Problem requirements
Output every line below exactly.

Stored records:
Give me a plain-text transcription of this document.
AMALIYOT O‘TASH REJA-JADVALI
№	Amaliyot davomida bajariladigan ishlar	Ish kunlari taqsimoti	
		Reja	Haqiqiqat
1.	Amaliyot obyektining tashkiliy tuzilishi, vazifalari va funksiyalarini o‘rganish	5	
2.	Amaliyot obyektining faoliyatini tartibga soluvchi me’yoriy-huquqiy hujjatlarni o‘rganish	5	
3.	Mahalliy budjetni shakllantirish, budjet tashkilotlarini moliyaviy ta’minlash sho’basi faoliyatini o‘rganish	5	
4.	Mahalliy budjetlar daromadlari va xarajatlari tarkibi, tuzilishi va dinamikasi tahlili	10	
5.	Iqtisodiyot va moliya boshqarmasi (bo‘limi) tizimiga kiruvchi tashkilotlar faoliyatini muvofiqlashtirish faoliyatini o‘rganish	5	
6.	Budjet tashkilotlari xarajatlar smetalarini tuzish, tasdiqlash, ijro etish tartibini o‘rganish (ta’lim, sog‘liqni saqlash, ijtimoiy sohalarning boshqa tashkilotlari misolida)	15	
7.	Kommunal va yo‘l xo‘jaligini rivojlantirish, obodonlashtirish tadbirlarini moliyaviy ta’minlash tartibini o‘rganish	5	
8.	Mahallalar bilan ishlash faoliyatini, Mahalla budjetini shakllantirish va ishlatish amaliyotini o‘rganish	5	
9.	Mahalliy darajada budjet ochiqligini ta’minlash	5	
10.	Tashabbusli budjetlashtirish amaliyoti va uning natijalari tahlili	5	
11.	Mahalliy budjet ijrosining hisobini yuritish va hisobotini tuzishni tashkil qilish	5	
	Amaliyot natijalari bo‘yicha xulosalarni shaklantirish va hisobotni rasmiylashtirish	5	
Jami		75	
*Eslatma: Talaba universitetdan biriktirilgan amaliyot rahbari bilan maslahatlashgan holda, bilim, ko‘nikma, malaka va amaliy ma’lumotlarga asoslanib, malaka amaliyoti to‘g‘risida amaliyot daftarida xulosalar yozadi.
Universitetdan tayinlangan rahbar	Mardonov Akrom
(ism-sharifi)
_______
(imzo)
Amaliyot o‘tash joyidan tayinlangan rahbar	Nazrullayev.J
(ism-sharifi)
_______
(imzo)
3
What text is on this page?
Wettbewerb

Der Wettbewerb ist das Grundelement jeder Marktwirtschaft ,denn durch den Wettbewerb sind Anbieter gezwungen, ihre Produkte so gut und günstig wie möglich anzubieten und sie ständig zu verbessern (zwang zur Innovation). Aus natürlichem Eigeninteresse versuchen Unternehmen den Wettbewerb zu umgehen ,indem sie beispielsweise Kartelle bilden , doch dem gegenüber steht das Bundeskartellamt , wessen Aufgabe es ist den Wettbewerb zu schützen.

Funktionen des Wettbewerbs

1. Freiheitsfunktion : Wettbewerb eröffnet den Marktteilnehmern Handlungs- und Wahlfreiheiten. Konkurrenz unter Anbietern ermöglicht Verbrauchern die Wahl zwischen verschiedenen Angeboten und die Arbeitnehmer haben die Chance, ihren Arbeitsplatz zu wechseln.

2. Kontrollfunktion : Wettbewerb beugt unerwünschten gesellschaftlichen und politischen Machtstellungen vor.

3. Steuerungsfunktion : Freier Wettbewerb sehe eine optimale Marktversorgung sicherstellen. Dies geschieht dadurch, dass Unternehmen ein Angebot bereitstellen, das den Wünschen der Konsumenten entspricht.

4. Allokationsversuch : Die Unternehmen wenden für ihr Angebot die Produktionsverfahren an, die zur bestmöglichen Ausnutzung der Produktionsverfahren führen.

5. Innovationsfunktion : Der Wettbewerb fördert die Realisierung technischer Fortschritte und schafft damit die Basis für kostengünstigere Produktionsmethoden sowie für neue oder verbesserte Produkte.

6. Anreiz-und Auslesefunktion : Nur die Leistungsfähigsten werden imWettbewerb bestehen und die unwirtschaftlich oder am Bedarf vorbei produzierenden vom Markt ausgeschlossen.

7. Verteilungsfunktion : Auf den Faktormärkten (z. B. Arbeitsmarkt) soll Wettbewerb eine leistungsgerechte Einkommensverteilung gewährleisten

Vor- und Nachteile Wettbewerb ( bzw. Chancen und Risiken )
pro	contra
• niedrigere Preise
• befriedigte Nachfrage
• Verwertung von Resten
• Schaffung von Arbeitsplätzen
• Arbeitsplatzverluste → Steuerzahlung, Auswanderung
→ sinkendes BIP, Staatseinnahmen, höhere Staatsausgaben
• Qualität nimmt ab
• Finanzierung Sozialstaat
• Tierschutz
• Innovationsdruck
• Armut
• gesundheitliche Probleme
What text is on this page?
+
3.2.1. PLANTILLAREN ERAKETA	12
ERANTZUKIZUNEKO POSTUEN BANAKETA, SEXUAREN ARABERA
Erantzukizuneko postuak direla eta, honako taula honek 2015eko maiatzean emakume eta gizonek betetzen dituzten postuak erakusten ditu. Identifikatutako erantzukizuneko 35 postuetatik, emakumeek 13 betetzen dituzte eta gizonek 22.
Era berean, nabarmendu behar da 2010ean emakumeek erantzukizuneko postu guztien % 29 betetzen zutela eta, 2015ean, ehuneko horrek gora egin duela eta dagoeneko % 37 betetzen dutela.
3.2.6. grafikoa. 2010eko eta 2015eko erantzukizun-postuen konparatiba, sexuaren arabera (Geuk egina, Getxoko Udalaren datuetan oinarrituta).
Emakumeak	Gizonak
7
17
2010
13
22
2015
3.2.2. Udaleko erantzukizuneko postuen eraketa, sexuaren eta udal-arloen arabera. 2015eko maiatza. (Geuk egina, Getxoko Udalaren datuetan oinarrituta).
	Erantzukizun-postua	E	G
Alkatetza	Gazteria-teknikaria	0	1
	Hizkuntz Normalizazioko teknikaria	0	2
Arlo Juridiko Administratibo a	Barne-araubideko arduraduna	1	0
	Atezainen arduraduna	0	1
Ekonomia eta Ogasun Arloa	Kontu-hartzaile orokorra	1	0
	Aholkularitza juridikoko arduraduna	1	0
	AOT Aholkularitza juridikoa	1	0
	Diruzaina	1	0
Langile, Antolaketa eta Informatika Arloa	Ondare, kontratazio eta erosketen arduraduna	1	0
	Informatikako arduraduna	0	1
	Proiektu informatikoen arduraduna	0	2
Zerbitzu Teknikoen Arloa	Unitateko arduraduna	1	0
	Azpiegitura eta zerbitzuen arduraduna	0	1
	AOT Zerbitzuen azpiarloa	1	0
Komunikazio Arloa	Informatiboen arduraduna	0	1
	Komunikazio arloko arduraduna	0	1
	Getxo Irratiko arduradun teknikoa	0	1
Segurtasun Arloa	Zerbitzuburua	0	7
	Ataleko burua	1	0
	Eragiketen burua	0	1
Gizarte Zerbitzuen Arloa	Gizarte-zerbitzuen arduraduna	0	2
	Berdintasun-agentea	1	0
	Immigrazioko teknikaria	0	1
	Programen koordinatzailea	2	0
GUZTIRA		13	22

Expected answer
Give me a plain-text transcription of this document.
AMALIYOT O‘TASH REJA-JADVALI
№	Amaliyot davomida bajariladigan ishlar	Ish kunlari taqsimoti	
		Reja	Haqiqiqat
1.	Amaliyot obyektining tashkiliy tuzilishi, vazifalari va funksiyalarini o‘rganish	5	
2.	Amaliyot obyektining faoliyatini tartibga soluvchi me’yoriy-huquqiy hujjatlarni o‘rganish	5	
3.	Mahalliy budjetni shakllantirish, budjet tashkilotlarini moliyaviy ta’minlash sho’basi faoliyatini o‘rganish	5	
4.	Mahalliy budjetlar daromadlari va xarajatlari tarkibi, tuzilishi va dinamikasi tahlili	10	
5.	Iqtisodiyot va moliya boshqarmasi (bo‘limi) tizimiga kiruvchi tashkilotlar faoliyatini muvofiqlashtirish faoliyatini o‘rganish	5	
6.	Budjet tashkilotlari xarajatlar smetalarini tuzish, tasdiqlash, ijro etish tartibini o‘rganish (ta’lim, sog‘liqni saqlash, ijtimoiy sohalarning boshqa tashkilotlari misolida)	15	
7.	Kommunal va yo‘l xo‘jaligini rivojlantirish, obodonlashtirish tadbirlarini moliyaviy ta’minlash tartibini o‘rganish	5	
8.	Mahallalar bilan ishlash faoliyatini, Mahalla budjetini shakllantirish va ishlatish amaliyotini o‘rganish	5	
9.	Mahalliy darajada budjet ochiqligini ta’minlash	5	
10.	Tashabbusli budjetlashtirish amaliyoti va uning natijalari tahlili	5	
11.	Mahalliy budjet ijrosining hisobini yuritish va hisobotini tuzishni tashkil qilish	5	
	Amaliyot natijalari bo‘yicha xulosalarni shaklantirish va hisobotni rasmiylashtirish	5	
Jami		75	
*Eslatma: Talaba universitetdan biriktirilgan amaliyot rahbari bilan maslahatlashgan holda, bilim, ko‘nikma, malaka va amaliy ma’lumotlarga asoslanib, malaka amaliyoti to‘g‘risida amaliyot daftarida xulosalar yozadi.
Universitetdan tayinlangan rahbar	Mardonov Akrom
(ism-sharifi)
_______
(imzo)
Amaliyot o‘tash joyidan tayinlangan rahbar	Nazrullayev.J
(ism-sharifi)
_______
(imzo)
3
What text is on this page?
Wettbewerb

Der Wettbewerb ist das Grundelement jeder Marktwirtschaft ,denn durch den Wettbewerb sind Anbieter gezwungen, ihre Produkte so gut und günstig wie möglich anzubieten und sie ständig zu verbessern (zwang zur Innovation). Aus natürlichem Eigeninteresse versuchen Unternehmen den Wettbewerb zu umgehen ,indem sie beispielsweise Kartelle bilden , doch dem gegenüber steht das Bundeskartellamt , wessen Aufgabe es ist den Wettbewerb zu schützen.

Funktionen des Wettbewerbs

1. Freiheitsfunktion : Wettbewerb eröffnet den Marktteilnehmern Handlungs- und Wahlfreiheiten. Konkurrenz unter Anbietern ermöglicht Verbrauchern die Wahl zwischen verschiedenen Angeboten und die Arbeitnehmer haben die Chance, ihren Arbeitsplatz zu wechseln.

2. Kontrollfunktion : Wettbewerb beugt unerwünschten gesellschaftlichen und politischen Machtstellungen vor.

3. Steuerungsfunktion : Freier Wettbewerb sehe eine optimale Marktversorgung sicherstellen. Dies geschieht dadurch, dass Unternehmen ein Angebot bereitstellen, das den Wünschen der Konsumenten entspricht.

4. Allokationsversuch : Die Unternehmen wenden für ihr Angebot die Produktionsverfahren an, die zur bestmöglichen Ausnutzung der Produktionsverfahren führen.

5. Innovationsfunktion : Der Wettbewerb fördert die Realisierung technischer Fortschritte und schafft damit die Basis für kostengünstigere Produktionsmethoden sowie für neue oder verbesserte Produkte.

6. Anreiz-und Auslesefunktion : Nur die Leistungsfähigsten werden imWettbewerb bestehen und die unwirtschaftlich oder am Bedarf vorbei produzierenden vom Markt ausgeschlossen.

7. Verteilungsfunktion : Auf den Faktormärkten (z. B. Arbeitsmarkt) soll Wettbewerb eine leistungsgerechte Einkommensverteilung gewährleisten

Vor- und Nachteile Wettbewerb ( bzw. Chancen und Risiken )
pro	contra
• niedrigere Preise
• befriedigte Nachfrage
• Verwertung von Resten
• Schaffung von Arbeitsplätzen
• Arbeitsplatzverluste → Steuerzahlung, Auswanderung
→ sinkendes BIP, Staatseinnahmen, höhere Staatsausgaben
• Qualität nimmt ab
• Finanzierung Sozialstaat
• Tierschutz
• Innovationsdruck
• Armut
• gesundheitliche Probleme
What text is on this page?
+
3.2.1. PLANTILLAREN ERAKETA	12
ERANTZUKIZUNEKO POSTUEN BANAKETA, SEXUAREN ARABERA
Erantzukizuneko postuak direla eta, honako taula honek 2015eko maiatzean emakume eta gizonek betetzen dituzten postuak erakusten ditu. Identifikatutako erantzukizuneko 35 postuetatik, emakumeek 13 betetzen dituzte eta gizonek 22.
Era berean, nabarmendu behar da 2010ean emakumeek erantzukizuneko postu guztien % 29 betetzen zutela eta, 2015ean, ehuneko horrek gora egin duela eta dagoeneko % 37 betetzen dutela.
3.2.6. grafikoa. 2010eko eta 2015eko erantzukizun-postuen konparatiba, sexuaren arabera (Geuk egina, Getxoko Udalaren datuetan oinarrituta).
Emakumeak	Gizonak
7
17
2010
13
22
2015
3.2.2. Udaleko erantzukizuneko postuen eraketa, sexuaren eta udal-arloen arabera. 2015eko maiatza. (Geuk egina, Getxoko Udalaren datuetan oinarrituta).
	Erantzukizun-postua	E	G
Alkatetza	Gazteria-teknikaria	0	1
	Hizkuntz Normalizazioko teknikaria	0	2
Arlo Juridiko Administratibo a	Barne-araubideko arduraduna	1	0
	Atezainen arduraduna	0	1
Ekonomia eta Ogasun Arloa	Kontu-hartzaile orokorra	1	0
	Aholkularitza juridikoko arduraduna	1	0
	AOT Aholkularitza juridikoa	1	0
	Diruzaina	1	0
Langile, Antolaketa eta Informatika Arloa	Ondare, kontratazio eta erosketen arduraduna	1	0
	Informatikako arduraduna	0	1
	Proiektu informatikoen arduraduna	0	2
Zerbitzu Teknikoen Arloa	Unitateko arduraduna	1	0
	Azpiegitura eta zerbitzuen arduraduna	0	1
	AOT Zerbitzuen azpiarloa	1	0
Komunikazio Arloa	Informatiboen arduraduna	0	1
	Komunikazio arloko arduraduna	0	1
	Getxo Irratiko arduradun teknikoa	0	1
Segurtasun Arloa	Zerbitzuburua	0	7
	Ataleko burua	1	0
	Eragiketen burua	0	1
Gizarte Zerbitzuen Arloa	Gizarte-zerbitzuen arduraduna	0	2
	Berdintasun-agentea	1	0
	Immigrazioko teknikaria	0	1
	Programen koordinatzailea	2	0
GUZTIRA		13	22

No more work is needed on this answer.